* Begin TASK INPUTS *

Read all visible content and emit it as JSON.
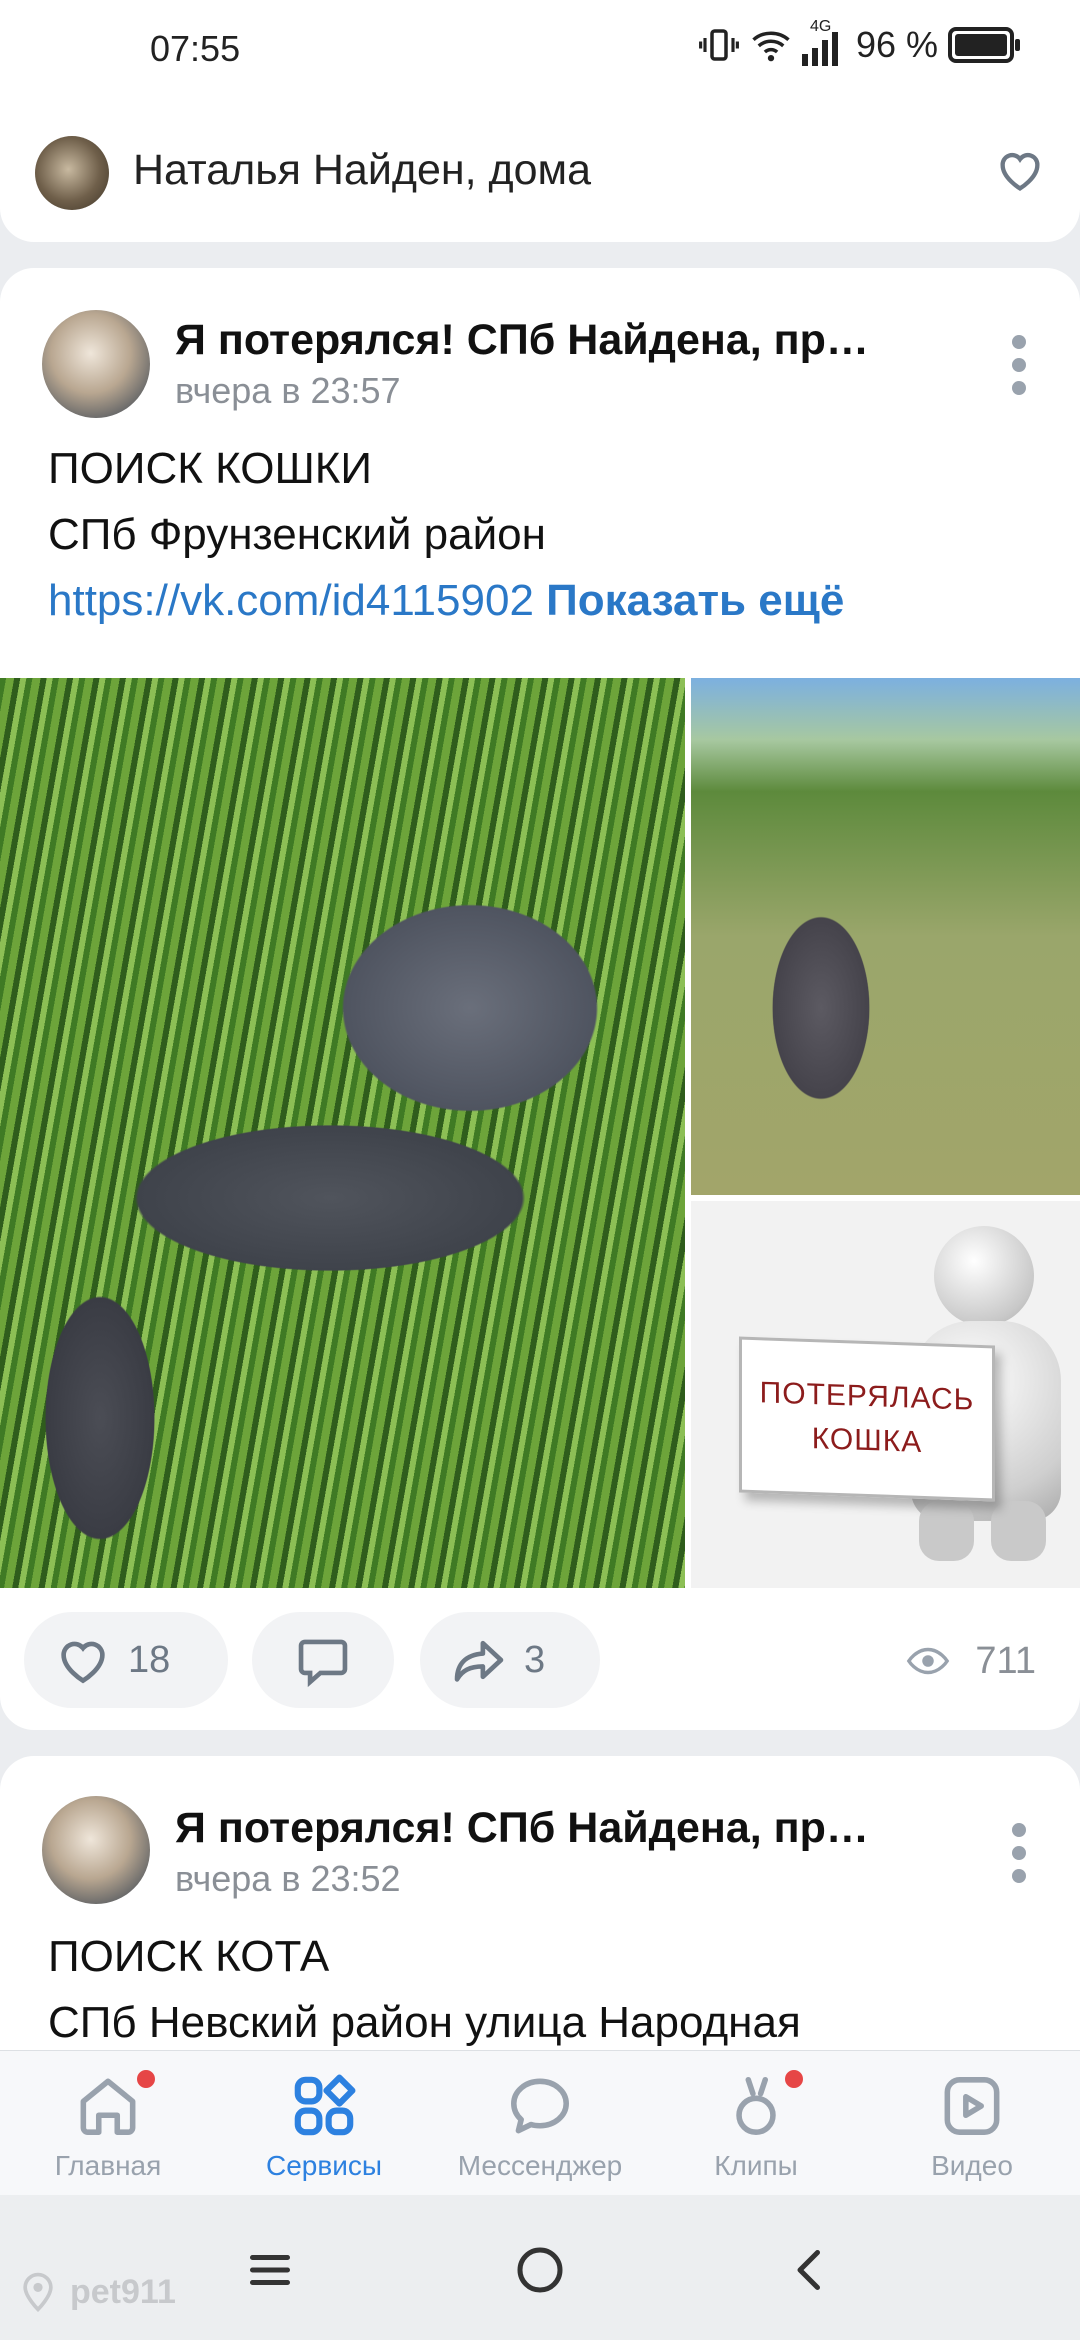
{
  "status_bar": {
    "time": "07:55",
    "network": "4G",
    "battery": "96 %"
  },
  "subscription": {
    "name": "Наталья Найден, дома",
    "icon": "heart-outline-icon"
  },
  "posts": [
    {
      "title": "Я потерялся! СПб Найдена, пр…",
      "time": "вчера в 23:57",
      "line1": "ПОИСК КОШКИ",
      "line2": "СПб Фрунзенский район",
      "link": "https://vk.com/id4115902",
      "show_more": "Показать ещё",
      "sign_line1": "ПОТЕРЯЛАСЬ",
      "sign_line2": "КОШКА",
      "likes": "18",
      "reposts": "3",
      "views": "711"
    },
    {
      "title": "Я потерялся! СПб Найдена, пр…",
      "time": "вчера в 23:52",
      "line1": "ПОИСК КОТА",
      "line2": "СПб Невский район улица Народная"
    }
  ],
  "tabbar": {
    "items": [
      {
        "label": "Главная",
        "icon": "home-icon",
        "badge": true
      },
      {
        "label": "Сервисы",
        "icon": "services-icon",
        "active": true
      },
      {
        "label": "Мессенджер",
        "icon": "chat-icon"
      },
      {
        "label": "Клипы",
        "icon": "clips-icon",
        "badge": true
      },
      {
        "label": "Видео",
        "icon": "video-icon"
      }
    ]
  },
  "watermark": "pet911",
  "colors": {
    "accent": "#2d81e0",
    "link": "#2a78c7",
    "badge": "#e64646",
    "secondary": "#99a2ad"
  }
}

* End TASK INPUTS *

Show the lines from the data above that contain the string "label".

• **OUTPUT OF THE EXERCISE**:
        "label": "Главная",
        "label": "Сервисы",
        "label": "Мессенджер",
        "label": "Клипы",
        "label": "Видео",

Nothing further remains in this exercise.